═══ TEXTAUSZUG ═══

# taz.de -- Kommentar Haftbefehl von Chemnitz: Keine Gefahr für den Rechtsstaat
       
       > Die Veröffentlichung des Haftbefehls von Chemnitz ist vor allem:
       > unbedeutend. Die Aufregung darum hilft den Rechten bei ihrer Propaganda.
       
 (IMG) Bild: Leider in den Hintergrund geraten: In Chemnitz wurde ein Mann erstochen
       
       Ist das gezielte und vorzeitige [1][Öffentlichmachen des Haftbefehls] wegen
       der tödlichen Messerstiche von Chemnitz ein „neuer Justizskandal in
       Sachsen“ (Süddeutsche Zeitung)? Wird hier der „Rechtsstaat vorgeführt“
       (Spiegel Online)? Ist der Rechtsstaat gar „in Gefahr“ (Deutscher
       Richterbund)? Nein, hier wird völlig übertrieben. Das ist nicht nur in der
       Sache ärgerlich, sondern auch gesellschaftlich kontraproduktiv.

═══

* **ZU BEARBEITEN**
Gib den Kommentar zum Haftbefehl von Chemnitz vollständig und unverändert wieder.

═══ DATENZEILEN ═══

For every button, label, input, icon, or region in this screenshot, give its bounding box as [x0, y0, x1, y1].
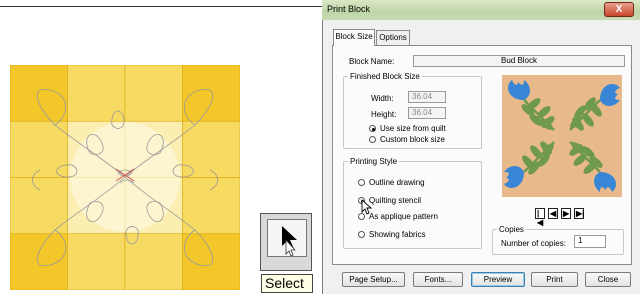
dialog-title: Print Block: [327, 4, 371, 14]
custom-block-size-label[interactable]: Custom block size: [380, 135, 445, 144]
close-button[interactable]: Close: [585, 272, 631, 287]
close-window-button[interactable]: X: [604, 2, 634, 17]
tab-options[interactable]: Options: [376, 30, 410, 45]
quilt-cell: [10, 233, 68, 290]
quilting-stencil-label[interactable]: Quilting stencil: [369, 196, 421, 205]
use-size-from-quilt-radio[interactable]: [369, 125, 376, 132]
block-name-label: Block Name:: [349, 57, 395, 66]
quilt-cell: [124, 65, 183, 122]
width-label: Width:: [371, 94, 394, 103]
quilt-cell: [10, 120, 68, 178]
tab-block-size[interactable]: Block Size: [333, 29, 375, 46]
preview-button[interactable]: Preview: [471, 272, 525, 287]
outline-drawing-radio[interactable]: [358, 179, 365, 186]
outline-drawing-label[interactable]: Outline drawing: [369, 178, 425, 187]
print-button[interactable]: Print: [531, 272, 578, 287]
quilt-cell: [182, 65, 240, 122]
number-of-copies-label: Number of copies:: [501, 239, 566, 248]
canvas-top-border: [0, 6, 322, 7]
last-icon: ▶|: [576, 209, 585, 218]
quilt-cell: [67, 65, 126, 122]
height-label: Height:: [371, 110, 397, 119]
quilt-cell: [182, 177, 240, 235]
quilt-cell: [10, 177, 68, 235]
custom-block-size-radio[interactable]: [369, 136, 376, 143]
quilt-cell: [182, 120, 240, 178]
finished-block-size-title: Finished Block Size: [348, 72, 422, 81]
use-size-from-quilt-label[interactable]: Use size from quilt: [380, 124, 446, 133]
prev-block-button[interactable]: ◀: [548, 208, 558, 219]
printing-style-title: Printing Style: [348, 157, 400, 166]
width-input[interactable]: 36.04: [408, 91, 446, 103]
copies-title: Copies: [497, 225, 526, 234]
height-input[interactable]: 36.04: [408, 107, 446, 119]
fonts-button[interactable]: Fonts...: [413, 272, 463, 287]
as-applique-pattern-label[interactable]: As applique pattern: [369, 212, 438, 221]
showing-fabrics-radio[interactable]: [358, 231, 365, 238]
next-block-button[interactable]: ▶: [561, 208, 571, 219]
block-name-field: Bud Block: [413, 55, 625, 67]
copies-input[interactable]: 1: [574, 235, 606, 248]
prev-icon: ◀: [550, 209, 557, 218]
quilt-cell: [67, 233, 126, 290]
quilt-block-canvas[interactable]: [10, 65, 240, 290]
mouse-cursor-icon: [361, 199, 373, 215]
next-icon: ▶: [563, 209, 570, 218]
block-preview: [502, 75, 622, 197]
last-block-button[interactable]: ▶|: [574, 208, 584, 219]
arrow-pointer-icon: [282, 226, 297, 257]
quilt-cell: [10, 65, 68, 122]
first-block-button[interactable]: |◀: [535, 208, 545, 227]
showing-fabrics-label[interactable]: Showing fabrics: [369, 230, 425, 239]
quilt-cell: [182, 233, 240, 290]
quilt-cell: [124, 233, 183, 290]
page-setup-button[interactable]: Page Setup...: [342, 272, 405, 287]
select-tooltip: Select: [261, 274, 313, 293]
select-tool-button[interactable]: [267, 219, 307, 257]
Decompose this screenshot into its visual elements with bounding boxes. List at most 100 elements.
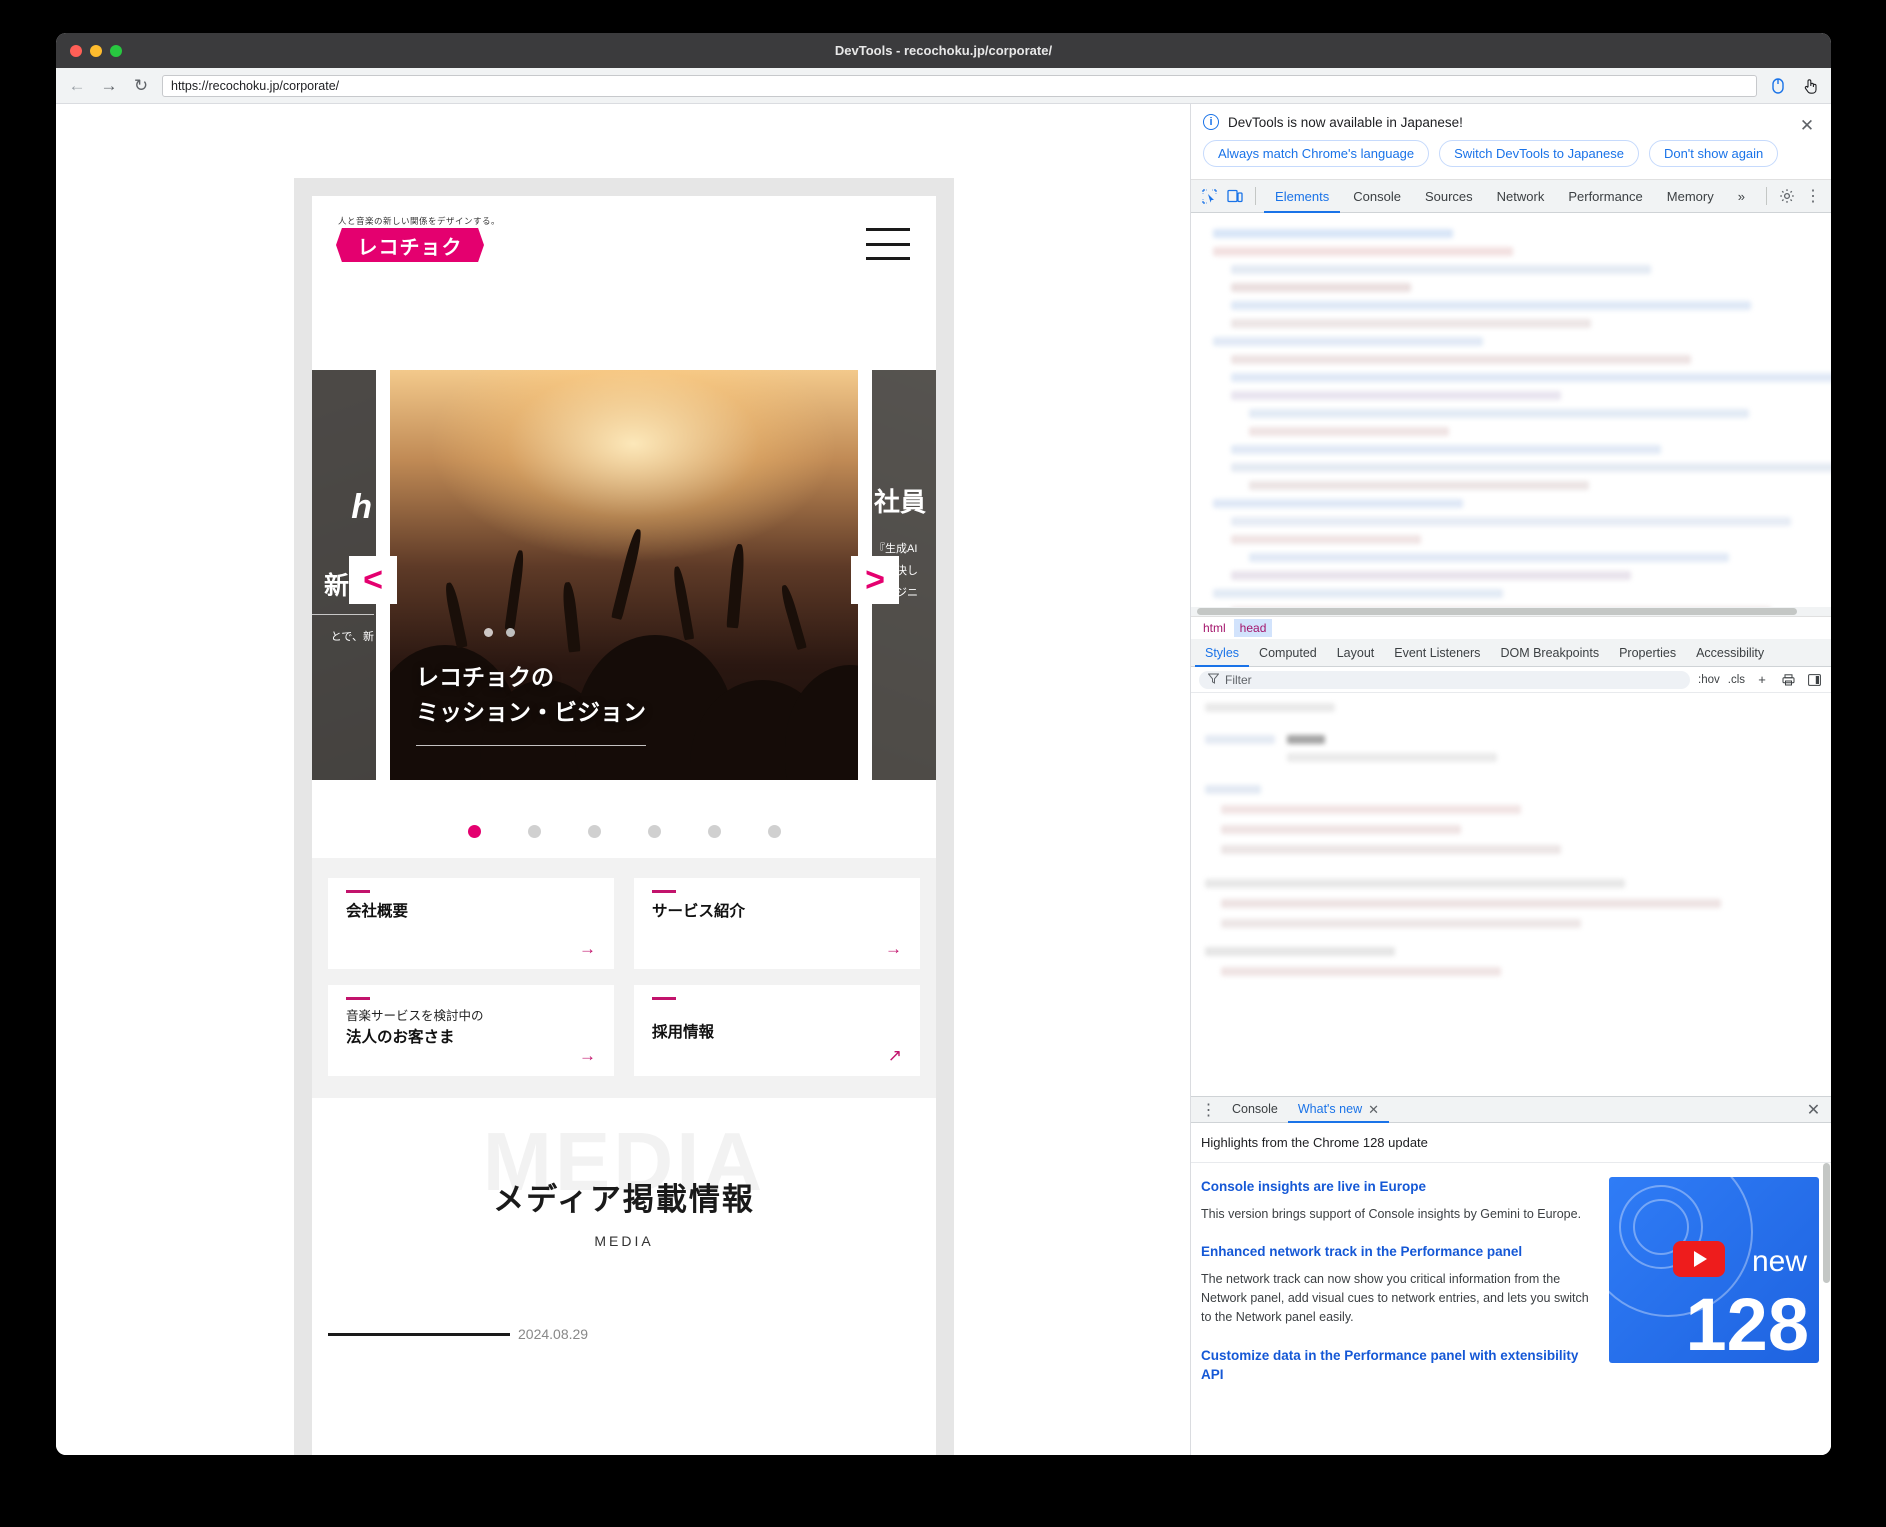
drawer-tab-console[interactable]: Console bbox=[1222, 1096, 1288, 1123]
dom-horizontal-scrollbar[interactable] bbox=[1191, 607, 1831, 616]
card-recruit[interactable]: 採用情報 ↗ bbox=[634, 985, 920, 1076]
card-title: サービス紹介 bbox=[652, 903, 746, 920]
notice-actions: Always match Chrome's language Switch De… bbox=[1203, 140, 1819, 167]
whats-new-item-title[interactable]: Console insights are live in Europe bbox=[1201, 1177, 1593, 1197]
styles-rules-pane[interactable] bbox=[1191, 693, 1831, 1096]
element-classes-button[interactable]: .cls bbox=[1728, 674, 1745, 686]
print-media-icon[interactable] bbox=[1779, 671, 1797, 689]
address-bar[interactable]: https://recochoku.jp/corporate/ bbox=[162, 74, 1757, 97]
tab-accessibility[interactable]: Accessibility bbox=[1686, 639, 1774, 667]
back-arrow-icon[interactable]: ← bbox=[66, 75, 88, 97]
drawer-tab-whats-new[interactable]: What's new ✕ bbox=[1288, 1096, 1389, 1123]
whats-new-items: Console insights are live in Europe This… bbox=[1201, 1177, 1593, 1393]
whats-new-item-title[interactable]: Enhanced network track in the Performanc… bbox=[1201, 1242, 1593, 1262]
filter-input[interactable]: Filter bbox=[1199, 670, 1690, 689]
tab-layout[interactable]: Layout bbox=[1327, 639, 1385, 667]
maximize-window-button[interactable] bbox=[110, 44, 122, 57]
dom-tree-pane[interactable] bbox=[1191, 213, 1831, 616]
breadcrumb-html[interactable]: html bbox=[1197, 619, 1232, 637]
carousel-dot-2[interactable] bbox=[527, 825, 541, 838]
carousel-prev-button[interactable]: < bbox=[349, 556, 397, 604]
devtools-panel: i DevTools is now available in Japanese!… bbox=[1191, 104, 1831, 1455]
hero-rule bbox=[416, 745, 646, 746]
forward-arrow-icon[interactable]: → bbox=[98, 75, 120, 97]
tab-elements[interactable]: Elements bbox=[1264, 180, 1340, 213]
prev-slide-rule bbox=[312, 614, 374, 615]
card-business-customers[interactable]: 音楽サービスを検討中の 法人のお客さま → bbox=[328, 985, 614, 1076]
carousel-slide-active[interactable]: レコチョクの ミッション・ビジョン bbox=[390, 370, 858, 780]
tab-properties[interactable]: Properties bbox=[1609, 639, 1686, 667]
tab-performance[interactable]: Performance bbox=[1557, 180, 1653, 213]
card-accent-bar bbox=[652, 890, 676, 893]
breadcrumb-head[interactable]: head bbox=[1233, 619, 1273, 637]
toggle-sidebar-icon[interactable] bbox=[1805, 671, 1823, 689]
card-accent-bar bbox=[652, 997, 676, 1000]
site-header: 人と音楽の新しい関係をデザインする。 レコチョク bbox=[312, 196, 936, 288]
tab-computed[interactable]: Computed bbox=[1249, 639, 1327, 667]
media-divider bbox=[328, 1333, 510, 1336]
quick-link-cards: 会社概要 → サービス紹介 → 音楽サービスを検討中の 法人のお客さま → 採用… bbox=[312, 858, 936, 1098]
media-date: 2024.08.29 bbox=[518, 1326, 589, 1342]
carousel-dot-6[interactable] bbox=[767, 825, 781, 838]
arrow-right-icon: → bbox=[579, 939, 596, 958]
carousel-dots bbox=[312, 825, 936, 838]
tab-event-listeners[interactable]: Event Listeners bbox=[1384, 639, 1490, 667]
next-slide-line1: 『生成AI bbox=[874, 543, 918, 555]
tab-styles[interactable]: Styles bbox=[1195, 639, 1249, 667]
tab-network[interactable]: Network bbox=[1486, 180, 1556, 213]
whats-new-heading: Highlights from the Chrome 128 update bbox=[1191, 1123, 1831, 1163]
close-window-button[interactable] bbox=[70, 44, 82, 57]
carousel-dot-5[interactable] bbox=[707, 825, 721, 838]
whats-new-scrollbar[interactable] bbox=[1823, 1163, 1830, 1283]
next-slide-title: 社員 bbox=[874, 487, 927, 517]
always-match-language-button[interactable]: Always match Chrome's language bbox=[1203, 140, 1430, 167]
tab-memory[interactable]: Memory bbox=[1656, 180, 1725, 213]
carousel-dot-1[interactable] bbox=[467, 825, 481, 838]
hero-line-1: レコチョクの bbox=[416, 663, 554, 690]
card-company-overview[interactable]: 会社概要 → bbox=[328, 878, 614, 969]
card-accent-bar bbox=[346, 997, 370, 1000]
more-vertical-icon[interactable]: ⋮ bbox=[1801, 183, 1825, 209]
play-button-icon bbox=[1673, 1241, 1725, 1277]
tab-dom-breakpoints[interactable]: DOM Breakpoints bbox=[1490, 639, 1609, 667]
card-title: 法人のお客さま bbox=[346, 1028, 455, 1046]
close-icon[interactable]: ✕ bbox=[1368, 1096, 1379, 1123]
inspect-element-icon[interactable] bbox=[1197, 183, 1221, 209]
tab-sources[interactable]: Sources bbox=[1414, 180, 1484, 213]
mini-dot[interactable] bbox=[484, 628, 493, 637]
minimize-window-button[interactable] bbox=[90, 44, 102, 57]
force-state-button[interactable]: :hov bbox=[1698, 674, 1720, 686]
reload-icon[interactable]: ↻ bbox=[130, 75, 152, 97]
close-icon[interactable]: ✕ bbox=[1797, 116, 1817, 136]
close-drawer-icon[interactable]: ✕ bbox=[1800, 1097, 1827, 1123]
card-subtitle: 音楽サービスを検討中の bbox=[346, 1009, 484, 1023]
hamburger-menu-icon[interactable] bbox=[866, 228, 910, 260]
carousel-dot-3[interactable] bbox=[587, 825, 601, 838]
more-tabs-icon[interactable]: » bbox=[1727, 180, 1756, 213]
chrome-release-promo[interactable]: new 128 bbox=[1609, 1177, 1819, 1363]
more-vertical-icon[interactable]: ⋮ bbox=[1195, 1097, 1222, 1123]
url-text: https://recochoku.jp/corporate/ bbox=[171, 78, 340, 93]
mini-dot[interactable] bbox=[506, 628, 515, 637]
whats-new-item-title[interactable]: Customize data in the Performance panel … bbox=[1201, 1346, 1593, 1385]
carousel-next-button[interactable]: > bbox=[851, 556, 899, 604]
device-toolbar-icon[interactable] bbox=[1223, 183, 1247, 209]
browser-window: DevTools - recochoku.jp/corporate/ ← → ↻… bbox=[56, 33, 1831, 1455]
hero-line-2: ミッション・ビジョン bbox=[416, 699, 646, 726]
window-controls[interactable] bbox=[56, 44, 122, 57]
external-link-icon: ↗ bbox=[887, 1046, 902, 1065]
tab-console[interactable]: Console bbox=[1342, 180, 1412, 213]
switch-to-japanese-button[interactable]: Switch DevTools to Japanese bbox=[1439, 140, 1639, 167]
dont-show-again-button[interactable]: Don't show again bbox=[1648, 140, 1779, 167]
drawer-tab-label: What's new bbox=[1297, 1102, 1363, 1116]
site-logo[interactable]: レコチョク bbox=[336, 228, 484, 262]
media-section: MEDIA メディア掲載情報 MEDIA 2024.08.29 bbox=[312, 1098, 936, 1342]
gear-icon[interactable] bbox=[1775, 183, 1799, 209]
carousel-dot-4[interactable] bbox=[647, 825, 661, 838]
plus-icon[interactable]: + bbox=[1753, 671, 1771, 689]
touch-pointer-icon[interactable] bbox=[1799, 75, 1821, 97]
card-services[interactable]: サービス紹介 → bbox=[634, 878, 920, 969]
card-title: 採用情報 bbox=[652, 1024, 715, 1041]
media-title-jp: メディア掲載情報 bbox=[493, 1182, 755, 1217]
mouse-cursor-icon[interactable] bbox=[1767, 75, 1789, 97]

═══

* **LÖSUNG**
# taz.de -- Kommentar Haftbefehl von Chemnitz: Keine Gefahr für den Rechtsstaat
       
       > Die Veröffentlichung des Haftbefehls von Chemnitz ist vor allem:
       > unbedeutend. Die Aufregung darum hilft den Rechten bei ihrer Propaganda.
       
 (IMG) Bild: Leider in den Hintergrund geraten: In Chemnitz wurde ein Mann erstochen
       
       Ist das gezielte und vorzeitige [1][Öffentlichmachen des Haftbefehls] wegen
       der tödlichen Messerstiche von Chemnitz ein „neuer Justizskandal in
       Sachsen“ (Süddeutsche Zeitung)? Wird hier der „Rechtsstaat vorgeführt“
       (Spiegel Online)? Ist der Rechtsstaat gar „in Gefahr“ (Deutscher
       Richterbund)? Nein, hier wird völlig übertrieben. Das ist nicht nur in der
       Sache ärgerlich, sondern auch gesellschaftlich kontraproduktiv.